__Set exercise__. Going through the material below, please gather all lines with the word "screenshot" in them.

__Data section__.

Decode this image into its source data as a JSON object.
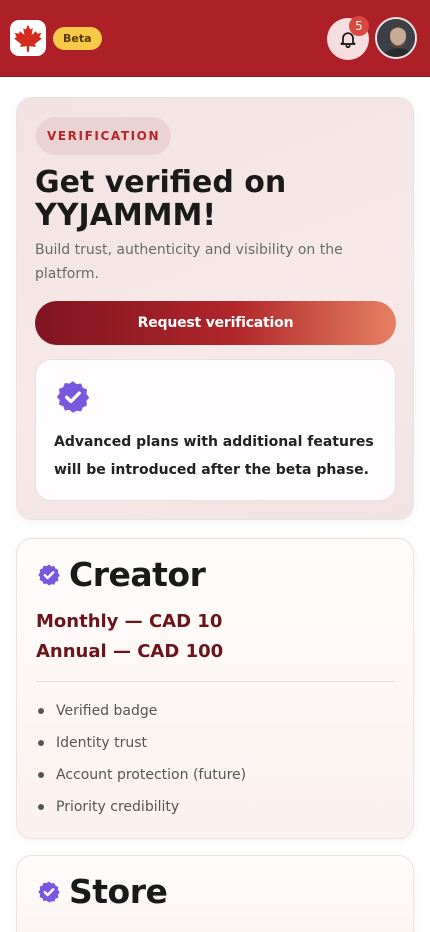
{
  "header": {
    "logo_icon": "maple-leaf-icon",
    "beta_label": "Beta",
    "notifications": {
      "icon": "bell-icon",
      "count": "5"
    },
    "avatar_icon": "user-avatar"
  },
  "verification": {
    "pill": "VERIFICATION",
    "title": "Get verified on YYJAMMM!",
    "subtitle": "Build trust, authenticity and visibility on the platform.",
    "cta": "Request verification",
    "info_icon": "verified-badge-icon",
    "info_text": "Advanced plans with additional features will be introduced after the beta phase."
  },
  "plans": [
    {
      "name": "Creator",
      "monthly": "Monthly — CAD 10",
      "annual": "Annual — CAD 100",
      "features": [
        "Verified badge",
        "Identity trust",
        "Account protection (future)",
        "Priority credibility"
      ]
    },
    {
      "name": "Store"
    }
  ],
  "colors": {
    "header": "#ad2027",
    "accent_purple": "#7b57e0",
    "price_text": "#6b141b",
    "beta": "#f7c948"
  }
}
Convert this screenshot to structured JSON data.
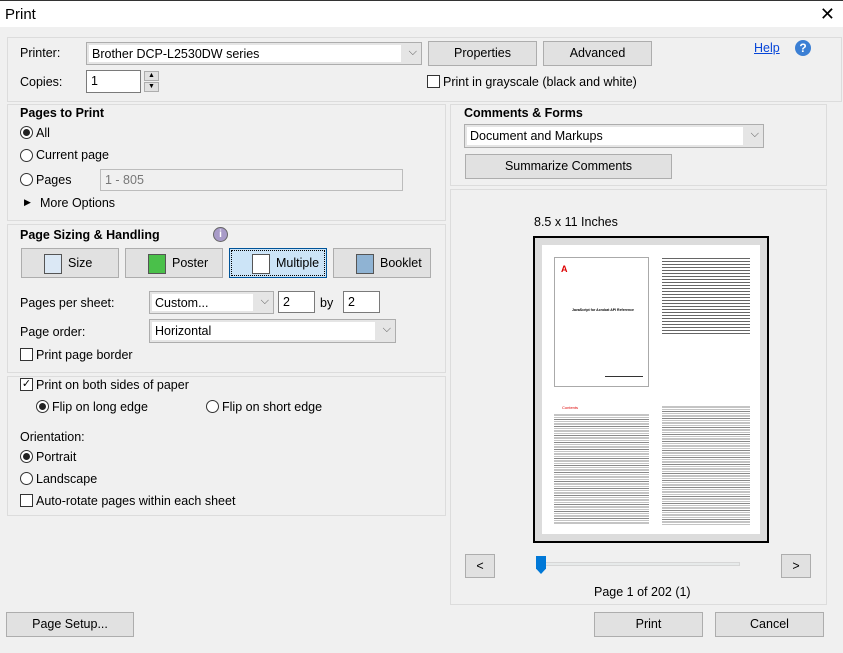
{
  "window": {
    "title": "Print",
    "close": "✕"
  },
  "top": {
    "printer_label": "Printer:",
    "printer_value": "Brother DCP-L2530DW series",
    "properties": "Properties",
    "advanced": "Advanced",
    "help": "Help",
    "copies_label": "Copies:",
    "copies_value": "1",
    "grayscale": "Print in grayscale (black and white)",
    "grayscale_checked": false
  },
  "pages_to_print": {
    "title": "Pages to Print",
    "all": "All",
    "current": "Current page",
    "pages": "Pages",
    "pages_placeholder": "1 - 805",
    "more": "More Options",
    "selected": "All"
  },
  "sizing": {
    "title": "Page Sizing & Handling",
    "tabs": [
      "Size",
      "Poster",
      "Multiple",
      "Booklet"
    ],
    "selected": "Multiple",
    "pps_label": "Pages per sheet:",
    "pps_value": "Custom...",
    "cols": "2",
    "by": "by",
    "rows": "2",
    "order_label": "Page order:",
    "order_value": "Horizontal",
    "border": "Print page border",
    "border_checked": false
  },
  "duplex": {
    "both_sides": "Print on both sides of paper",
    "both_checked": true,
    "long": "Flip on long edge",
    "short": "Flip on short edge",
    "flip_selected": "long",
    "orientation_label": "Orientation:",
    "portrait": "Portrait",
    "landscape": "Landscape",
    "orientation_selected": "Portrait",
    "autorotate": "Auto-rotate pages within each sheet",
    "autorotate_checked": false
  },
  "comments": {
    "title": "Comments & Forms",
    "value": "Document and Markups",
    "summarize": "Summarize Comments"
  },
  "preview": {
    "size": "8.5 x 11 Inches",
    "prev": "<",
    "next": ">",
    "page_status": "Page 1 of 202 (1)",
    "slider_position": 0.0,
    "cover_title": "JavaScript for Acrobat API Reference",
    "toc_heading": "Contents"
  },
  "footer": {
    "page_setup": "Page Setup...",
    "print": "Print",
    "cancel": "Cancel"
  }
}
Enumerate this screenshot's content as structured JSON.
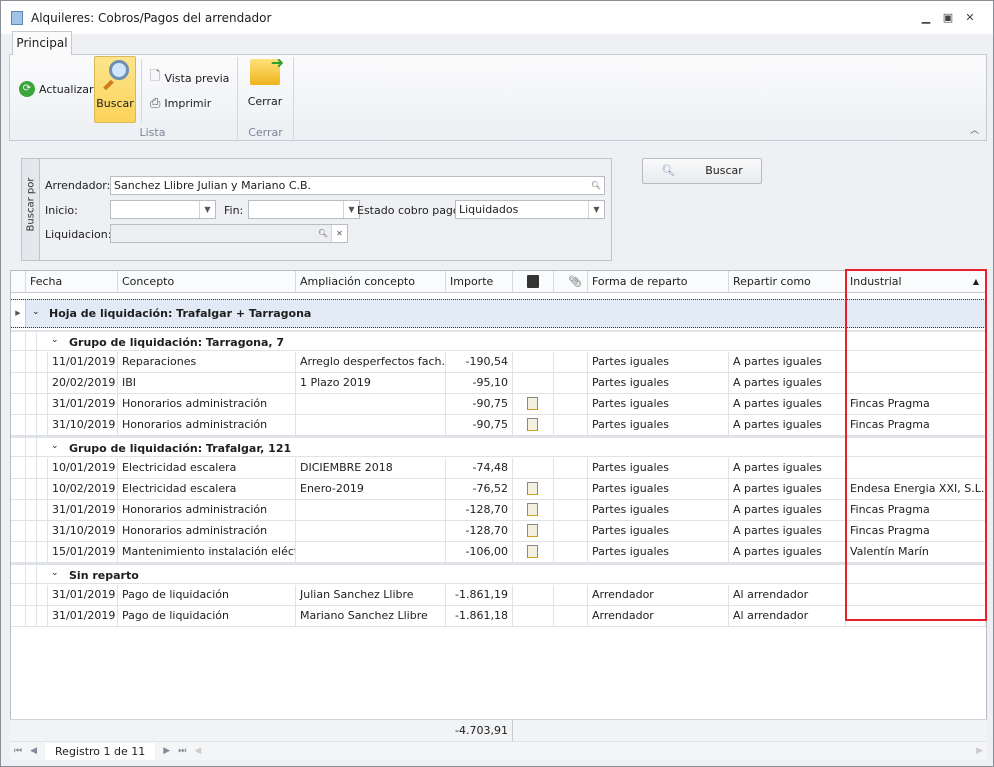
{
  "window": {
    "title": "Alquileres: Cobros/Pagos del arrendador"
  },
  "ribbon": {
    "tab": "Principal",
    "actualizar": "Actualizar",
    "buscar": "Buscar",
    "vista_previa": "Vista previa",
    "imprimir": "Imprimir",
    "cerrar": "Cerrar",
    "group_lista": "Lista",
    "group_cerrar": "Cerrar"
  },
  "filter": {
    "legend": "Buscar por",
    "arrendador_label": "Arrendador:",
    "arrendador_value": "Sanchez Llibre Julian y Mariano C.B.",
    "inicio_label": "Inicio:",
    "inicio_value": "",
    "fin_label": "Fin:",
    "fin_value": "",
    "estado_label": "Estado cobro pago:",
    "estado_value": "Liquidados",
    "liquidacion_label": "Liquidacion:",
    "liquidacion_value": "",
    "buscar_button": "Buscar"
  },
  "grid": {
    "columns": [
      "Fecha",
      "Concepto",
      "Ampliación concepto",
      "Importe",
      "",
      "",
      "Forma de reparto",
      "Repartir como",
      "Industrial"
    ],
    "sort_column": "Industrial",
    "top_group": "Hoja de liquidación: Trafalgar + Tarragona",
    "groups": [
      {
        "title": "Grupo de liquidación: Tarragona, 7",
        "rows": [
          [
            "11/01/2019",
            "Reparaciones",
            "Arreglo desperfectos fach...",
            "-190,54",
            false,
            "Partes iguales",
            "A partes iguales",
            ""
          ],
          [
            "20/02/2019",
            "IBI",
            "1 Plazo 2019",
            "-95,10",
            false,
            "Partes iguales",
            "A partes iguales",
            ""
          ],
          [
            "31/01/2019",
            "Honorarios administración",
            "",
            "-90,75",
            true,
            "Partes iguales",
            "A partes iguales",
            "Fincas Pragma"
          ],
          [
            "31/10/2019",
            "Honorarios administración",
            "",
            "-90,75",
            true,
            "Partes iguales",
            "A partes iguales",
            "Fincas Pragma"
          ]
        ]
      },
      {
        "title": "Grupo de liquidación: Trafalgar, 121",
        "rows": [
          [
            "10/01/2019",
            "Electricidad escalera",
            "DICIEMBRE 2018",
            "-74,48",
            false,
            "Partes iguales",
            "A partes iguales",
            ""
          ],
          [
            "10/02/2019",
            "Electricidad escalera",
            "Enero-2019",
            "-76,52",
            true,
            "Partes iguales",
            "A partes iguales",
            "Endesa Energia XXI, S.L.U."
          ],
          [
            "31/01/2019",
            "Honorarios administración",
            "",
            "-128,70",
            true,
            "Partes iguales",
            "A partes iguales",
            "Fincas Pragma"
          ],
          [
            "31/10/2019",
            "Honorarios administración",
            "",
            "-128,70",
            true,
            "Partes iguales",
            "A partes iguales",
            "Fincas Pragma"
          ],
          [
            "15/01/2019",
            "Mantenimiento instalación eléctrica",
            "",
            "-106,00",
            true,
            "Partes iguales",
            "A partes iguales",
            "Valentín Marín"
          ]
        ]
      },
      {
        "title": "Sin reparto",
        "rows": [
          [
            "31/01/2019",
            "Pago de liquidación",
            "Julian Sanchez Llibre",
            "-1.861,19",
            false,
            "Arrendador",
            "Al arrendador",
            ""
          ],
          [
            "31/01/2019",
            "Pago de liquidación",
            "Mariano Sanchez Llibre",
            "-1.861,18",
            false,
            "Arrendador",
            "Al arrendador",
            ""
          ]
        ]
      }
    ],
    "total_importe": "-4.703,91",
    "navigator": "Registro 1 de 11"
  },
  "colors": {
    "highlight": "#e8202a",
    "group_band": "#e2ebf5",
    "buscar_active": "#fbd35a"
  }
}
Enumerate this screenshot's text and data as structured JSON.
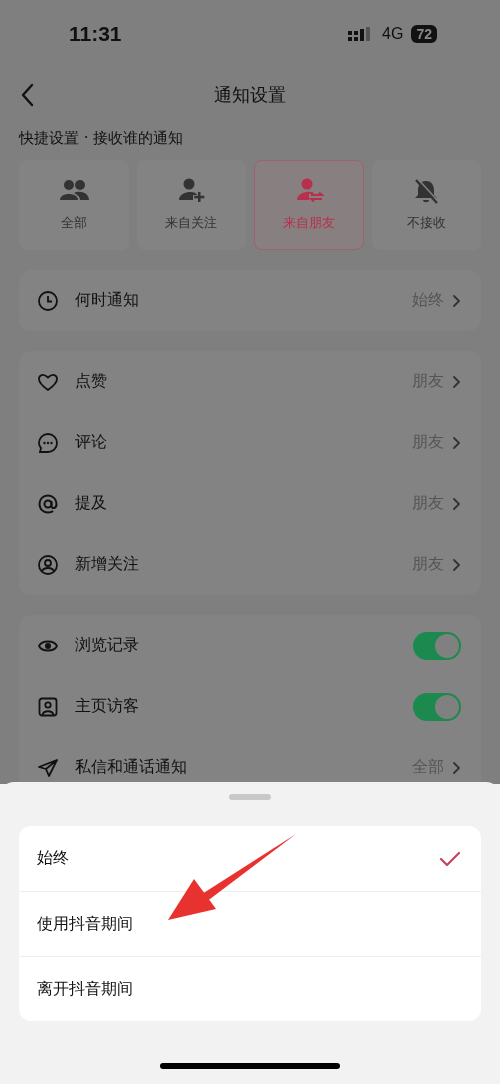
{
  "status_bar": {
    "time": "11:31",
    "network": "4G",
    "battery": "72"
  },
  "nav": {
    "title": "通知设置"
  },
  "quick_settings": {
    "label": "快捷设置 · 接收谁的通知",
    "options": [
      {
        "label": "全部",
        "selected": false
      },
      {
        "label": "来自关注",
        "selected": false
      },
      {
        "label": "来自朋友",
        "selected": true
      },
      {
        "label": "不接收",
        "selected": false
      }
    ]
  },
  "groups": [
    {
      "rows": [
        {
          "kind": "link",
          "label": "何时通知",
          "value": "始终"
        }
      ]
    },
    {
      "rows": [
        {
          "kind": "link",
          "label": "点赞",
          "value": "朋友"
        },
        {
          "kind": "link",
          "label": "评论",
          "value": "朋友"
        },
        {
          "kind": "link",
          "label": "提及",
          "value": "朋友"
        },
        {
          "kind": "link",
          "label": "新增关注",
          "value": "朋友"
        }
      ]
    },
    {
      "rows": [
        {
          "kind": "toggle",
          "label": "浏览记录",
          "on": true
        },
        {
          "kind": "toggle",
          "label": "主页访客",
          "on": true
        },
        {
          "kind": "link",
          "label": "私信和通话通知",
          "value": "全部"
        }
      ]
    }
  ],
  "sheet": {
    "options": [
      {
        "label": "始终",
        "selected": true
      },
      {
        "label": "使用抖音期间",
        "selected": false
      },
      {
        "label": "离开抖音期间",
        "selected": false
      }
    ]
  }
}
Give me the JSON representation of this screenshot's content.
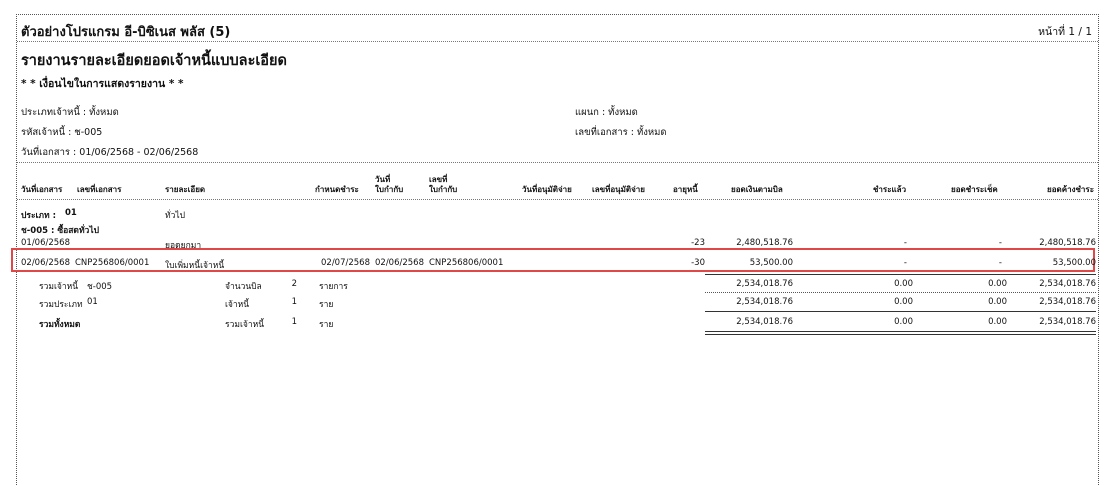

__Solved exercise__.
Convert this screenshot to structured JSON data.
Enumerate this screenshot's content as structured JSON.
Enumerate this screenshot's text and data as structured JSON.
Give me the JSON representation of this screenshot's content.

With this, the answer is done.